Records shown:
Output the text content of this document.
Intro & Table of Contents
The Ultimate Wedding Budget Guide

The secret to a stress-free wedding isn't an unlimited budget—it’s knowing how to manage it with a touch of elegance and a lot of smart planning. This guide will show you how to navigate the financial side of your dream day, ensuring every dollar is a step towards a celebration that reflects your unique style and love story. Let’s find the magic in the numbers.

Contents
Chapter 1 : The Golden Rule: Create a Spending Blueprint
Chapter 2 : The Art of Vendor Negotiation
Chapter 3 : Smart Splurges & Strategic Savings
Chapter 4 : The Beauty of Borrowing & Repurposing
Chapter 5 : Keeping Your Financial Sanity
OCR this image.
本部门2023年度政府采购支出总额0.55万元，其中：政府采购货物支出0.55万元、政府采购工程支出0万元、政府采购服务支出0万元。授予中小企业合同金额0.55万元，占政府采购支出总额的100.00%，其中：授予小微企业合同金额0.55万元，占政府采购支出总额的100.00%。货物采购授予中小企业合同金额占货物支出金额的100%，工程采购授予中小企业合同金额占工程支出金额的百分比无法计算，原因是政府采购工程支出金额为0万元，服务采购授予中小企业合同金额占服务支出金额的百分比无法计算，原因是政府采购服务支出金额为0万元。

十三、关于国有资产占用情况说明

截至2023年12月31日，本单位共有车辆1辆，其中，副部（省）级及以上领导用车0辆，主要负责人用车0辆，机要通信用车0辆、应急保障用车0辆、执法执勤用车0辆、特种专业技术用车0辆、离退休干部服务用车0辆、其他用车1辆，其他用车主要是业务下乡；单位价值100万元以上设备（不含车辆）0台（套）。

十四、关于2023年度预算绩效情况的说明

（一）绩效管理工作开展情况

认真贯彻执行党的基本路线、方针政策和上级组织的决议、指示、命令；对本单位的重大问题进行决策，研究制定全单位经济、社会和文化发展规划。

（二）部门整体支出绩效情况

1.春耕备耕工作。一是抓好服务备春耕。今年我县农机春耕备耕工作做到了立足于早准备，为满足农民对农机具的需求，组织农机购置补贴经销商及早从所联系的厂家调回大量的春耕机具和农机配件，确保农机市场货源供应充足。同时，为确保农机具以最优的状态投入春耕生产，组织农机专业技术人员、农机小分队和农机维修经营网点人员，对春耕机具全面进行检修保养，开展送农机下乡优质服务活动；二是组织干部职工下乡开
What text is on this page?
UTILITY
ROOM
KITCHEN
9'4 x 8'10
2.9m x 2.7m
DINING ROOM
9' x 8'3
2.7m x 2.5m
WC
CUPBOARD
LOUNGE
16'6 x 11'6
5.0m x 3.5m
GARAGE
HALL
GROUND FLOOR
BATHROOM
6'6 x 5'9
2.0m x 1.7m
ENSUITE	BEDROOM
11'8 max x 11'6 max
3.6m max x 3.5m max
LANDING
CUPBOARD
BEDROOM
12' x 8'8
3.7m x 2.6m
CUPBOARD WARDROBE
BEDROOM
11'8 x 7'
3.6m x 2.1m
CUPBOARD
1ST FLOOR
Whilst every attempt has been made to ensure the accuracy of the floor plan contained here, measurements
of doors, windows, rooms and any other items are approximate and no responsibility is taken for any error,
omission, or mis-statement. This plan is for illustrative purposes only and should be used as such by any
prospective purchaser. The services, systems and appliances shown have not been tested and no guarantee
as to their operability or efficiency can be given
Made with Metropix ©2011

Set exercise:
Nothing should be left out: return all of the records exactly.

Final answer:
Output the text content of this document.
Intro & Table of Contents
The Ultimate Wedding Budget Guide

The secret to a stress-free wedding isn't an unlimited budget—it’s knowing how to manage it with a touch of elegance and a lot of smart planning. This guide will show you how to navigate the financial side of your dream day, ensuring every dollar is a step towards a celebration that reflects your unique style and love story. Let’s find the magic in the numbers.

Contents
Chapter 1 : The Golden Rule: Create a Spending Blueprint
Chapter 2 : The Art of Vendor Negotiation
Chapter 3 : Smart Splurges & Strategic Savings
Chapter 4 : The Beauty of Borrowing & Repurposing
Chapter 5 : Keeping Your Financial Sanity
OCR this image.
本部门2023年度政府采购支出总额0.55万元，其中：政府采购货物支出0.55万元、政府采购工程支出0万元、政府采购服务支出0万元。授予中小企业合同金额0.55万元，占政府采购支出总额的100.00%，其中：授予小微企业合同金额0.55万元，占政府采购支出总额的100.00%。货物采购授予中小企业合同金额占货物支出金额的100%，工程采购授予中小企业合同金额占工程支出金额的百分比无法计算，原因是政府采购工程支出金额为0万元，服务采购授予中小企业合同金额占服务支出金额的百分比无法计算，原因是政府采购服务支出金额为0万元。

十三、关于国有资产占用情况说明

截至2023年12月31日，本单位共有车辆1辆，其中，副部（省）级及以上领导用车0辆，主要负责人用车0辆，机要通信用车0辆、应急保障用车0辆、执法执勤用车0辆、特种专业技术用车0辆、离退休干部服务用车0辆、其他用车1辆，其他用车主要是业务下乡；单位价值100万元以上设备（不含车辆）0台（套）。

十四、关于2023年度预算绩效情况的说明

（一）绩效管理工作开展情况

认真贯彻执行党的基本路线、方针政策和上级组织的决议、指示、命令；对本单位的重大问题进行决策，研究制定全单位经济、社会和文化发展规划。

（二）部门整体支出绩效情况

1.春耕备耕工作。一是抓好服务备春耕。今年我县农机春耕备耕工作做到了立足于早准备，为满足农民对农机具的需求，组织农机购置补贴经销商及早从所联系的厂家调回大量的春耕机具和农机配件，确保农机市场货源供应充足。同时，为确保农机具以最优的状态投入春耕生产，组织农机专业技术人员、农机小分队和农机维修经营网点人员，对春耕机具全面进行检修保养，开展送农机下乡优质服务活动；二是组织干部职工下乡开
What text is on this page?
UTILITY
ROOM
KITCHEN
9'4 x 8'10
2.9m x 2.7m
DINING ROOM
9' x 8'3
2.7m x 2.5m
WC
CUPBOARD
LOUNGE
16'6 x 11'6
5.0m x 3.5m
GARAGE
HALL
GROUND FLOOR
BATHROOM
6'6 x 5'9
2.0m x 1.7m
ENSUITE	BEDROOM
11'8 max x 11'6 max
3.6m max x 3.5m max
LANDING
CUPBOARD
BEDROOM
12' x 8'8
3.7m x 2.6m
CUPBOARD WARDROBE
BEDROOM
11'8 x 7'
3.6m x 2.1m
CUPBOARD
1ST FLOOR
Whilst every attempt has been made to ensure the accuracy of the floor plan contained here, measurements
of doors, windows, rooms and any other items are approximate and no responsibility is taken for any error,
omission, or mis-statement. This plan is for illustrative purposes only and should be used as such by any
prospective purchaser. The services, systems and appliances shown have not been tested and no guarantee
as to their operability or efficiency can be given
Made with Metropix ©2011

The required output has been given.